| SUPPLIED DATA |

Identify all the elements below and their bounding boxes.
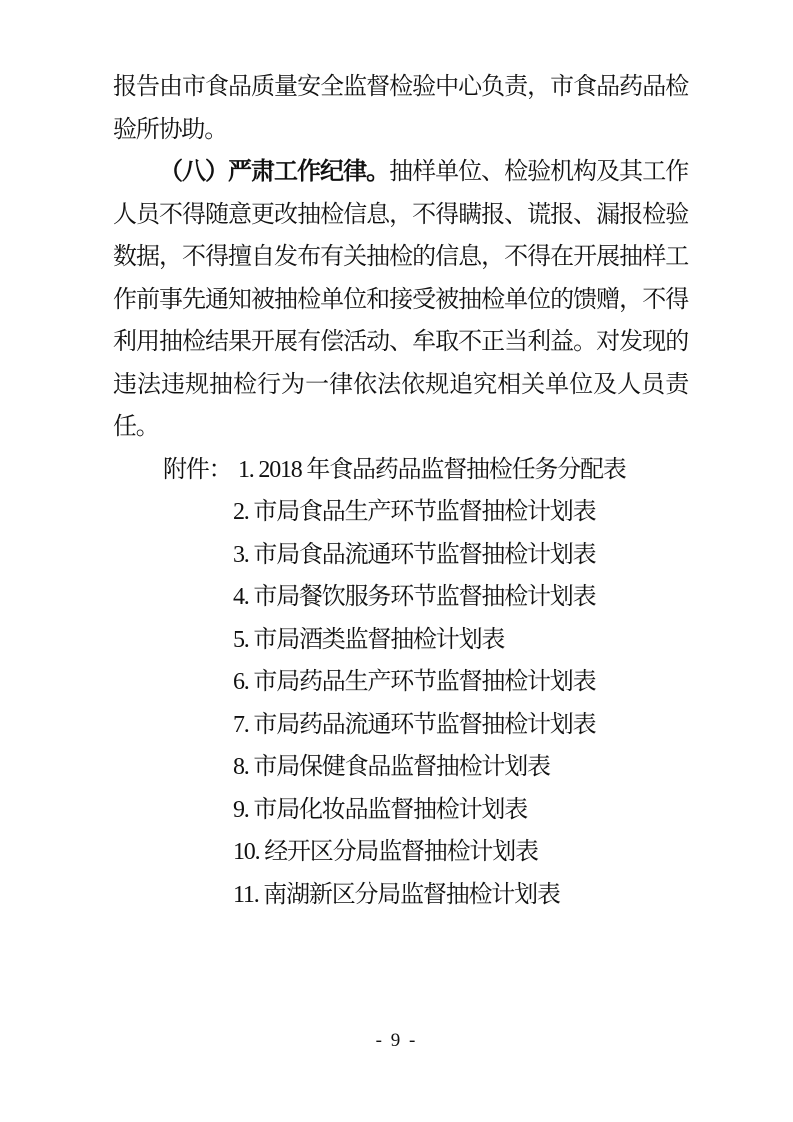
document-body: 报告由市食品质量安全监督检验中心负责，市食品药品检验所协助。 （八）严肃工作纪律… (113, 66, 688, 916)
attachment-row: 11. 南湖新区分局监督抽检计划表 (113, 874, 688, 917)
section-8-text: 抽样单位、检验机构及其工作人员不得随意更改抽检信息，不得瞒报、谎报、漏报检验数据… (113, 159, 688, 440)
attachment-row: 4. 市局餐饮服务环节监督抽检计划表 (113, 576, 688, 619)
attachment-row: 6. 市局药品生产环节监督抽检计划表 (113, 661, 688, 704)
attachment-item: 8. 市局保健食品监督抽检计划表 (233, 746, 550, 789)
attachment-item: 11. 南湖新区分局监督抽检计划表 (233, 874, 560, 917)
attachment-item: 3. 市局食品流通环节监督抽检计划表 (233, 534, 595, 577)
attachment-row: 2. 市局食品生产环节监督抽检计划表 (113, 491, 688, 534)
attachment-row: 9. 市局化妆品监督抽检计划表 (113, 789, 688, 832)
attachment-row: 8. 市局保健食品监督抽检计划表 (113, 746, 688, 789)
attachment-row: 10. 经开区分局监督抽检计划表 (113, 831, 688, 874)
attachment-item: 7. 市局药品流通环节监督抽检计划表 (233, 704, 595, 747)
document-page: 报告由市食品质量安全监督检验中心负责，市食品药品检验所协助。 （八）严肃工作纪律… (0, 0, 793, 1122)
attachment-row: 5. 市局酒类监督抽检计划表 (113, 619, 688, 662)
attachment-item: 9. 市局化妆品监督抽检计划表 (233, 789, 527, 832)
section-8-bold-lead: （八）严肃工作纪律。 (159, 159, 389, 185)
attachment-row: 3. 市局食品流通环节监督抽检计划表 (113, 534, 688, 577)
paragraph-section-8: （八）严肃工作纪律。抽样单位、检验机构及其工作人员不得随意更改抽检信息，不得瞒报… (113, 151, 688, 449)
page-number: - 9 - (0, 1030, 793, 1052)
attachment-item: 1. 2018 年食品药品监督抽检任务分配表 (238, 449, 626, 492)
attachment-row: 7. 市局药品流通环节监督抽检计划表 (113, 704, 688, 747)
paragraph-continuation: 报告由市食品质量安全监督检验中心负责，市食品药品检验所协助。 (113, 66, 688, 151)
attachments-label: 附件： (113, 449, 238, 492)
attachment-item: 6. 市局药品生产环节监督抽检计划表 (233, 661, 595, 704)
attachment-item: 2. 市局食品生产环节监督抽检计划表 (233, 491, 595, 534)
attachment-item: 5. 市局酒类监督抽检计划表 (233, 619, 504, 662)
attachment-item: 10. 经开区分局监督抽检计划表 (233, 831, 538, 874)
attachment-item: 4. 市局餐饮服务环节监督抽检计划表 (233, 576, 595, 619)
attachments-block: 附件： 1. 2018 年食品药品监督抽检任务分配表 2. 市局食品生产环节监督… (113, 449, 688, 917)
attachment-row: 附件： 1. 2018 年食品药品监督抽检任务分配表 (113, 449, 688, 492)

| TO DO |
Write out every row above word for word, leaving out any pictures.

| THE REPLY |
Identify all the elements below and their bounding boxes.
document-body: 报告由市食品质量安全监督检验中心负责，市食品药品检验所协助。 （八）严肃工作纪律… (113, 66, 688, 916)
attachment-row: 11. 南湖新区分局监督抽检计划表 (113, 874, 688, 917)
section-8-text: 抽样单位、检验机构及其工作人员不得随意更改抽检信息，不得瞒报、谎报、漏报检验数据… (113, 159, 688, 440)
attachment-row: 4. 市局餐饮服务环节监督抽检计划表 (113, 576, 688, 619)
attachment-row: 6. 市局药品生产环节监督抽检计划表 (113, 661, 688, 704)
attachment-item: 8. 市局保健食品监督抽检计划表 (233, 746, 550, 789)
attachment-item: 11. 南湖新区分局监督抽检计划表 (233, 874, 560, 917)
attachment-item: 3. 市局食品流通环节监督抽检计划表 (233, 534, 595, 577)
attachment-row: 2. 市局食品生产环节监督抽检计划表 (113, 491, 688, 534)
attachment-row: 9. 市局化妆品监督抽检计划表 (113, 789, 688, 832)
attachment-row: 8. 市局保健食品监督抽检计划表 (113, 746, 688, 789)
attachment-row: 10. 经开区分局监督抽检计划表 (113, 831, 688, 874)
attachment-item: 7. 市局药品流通环节监督抽检计划表 (233, 704, 595, 747)
document-page: 报告由市食品质量安全监督检验中心负责，市食品药品检验所协助。 （八）严肃工作纪律… (0, 0, 793, 1122)
attachment-row: 5. 市局酒类监督抽检计划表 (113, 619, 688, 662)
attachment-item: 9. 市局化妆品监督抽检计划表 (233, 789, 527, 832)
section-8-bold-lead: （八）严肃工作纪律。 (159, 159, 389, 185)
attachment-row: 3. 市局食品流通环节监督抽检计划表 (113, 534, 688, 577)
paragraph-section-8: （八）严肃工作纪律。抽样单位、检验机构及其工作人员不得随意更改抽检信息，不得瞒报… (113, 151, 688, 449)
page-number: - 9 - (0, 1030, 793, 1052)
attachment-item: 1. 2018 年食品药品监督抽检任务分配表 (238, 449, 626, 492)
attachment-row: 7. 市局药品流通环节监督抽检计划表 (113, 704, 688, 747)
paragraph-continuation: 报告由市食品质量安全监督检验中心负责，市食品药品检验所协助。 (113, 66, 688, 151)
attachments-label: 附件： (113, 449, 238, 492)
attachment-item: 6. 市局药品生产环节监督抽检计划表 (233, 661, 595, 704)
attachment-item: 2. 市局食品生产环节监督抽检计划表 (233, 491, 595, 534)
attachment-item: 5. 市局酒类监督抽检计划表 (233, 619, 504, 662)
attachment-item: 10. 经开区分局监督抽检计划表 (233, 831, 538, 874)
attachment-item: 4. 市局餐饮服务环节监督抽检计划表 (233, 576, 595, 619)
attachments-block: 附件： 1. 2018 年食品药品监督抽检任务分配表 2. 市局食品生产环节监督… (113, 449, 688, 917)
attachment-row: 附件： 1. 2018 年食品药品监督抽检任务分配表 (113, 449, 688, 492)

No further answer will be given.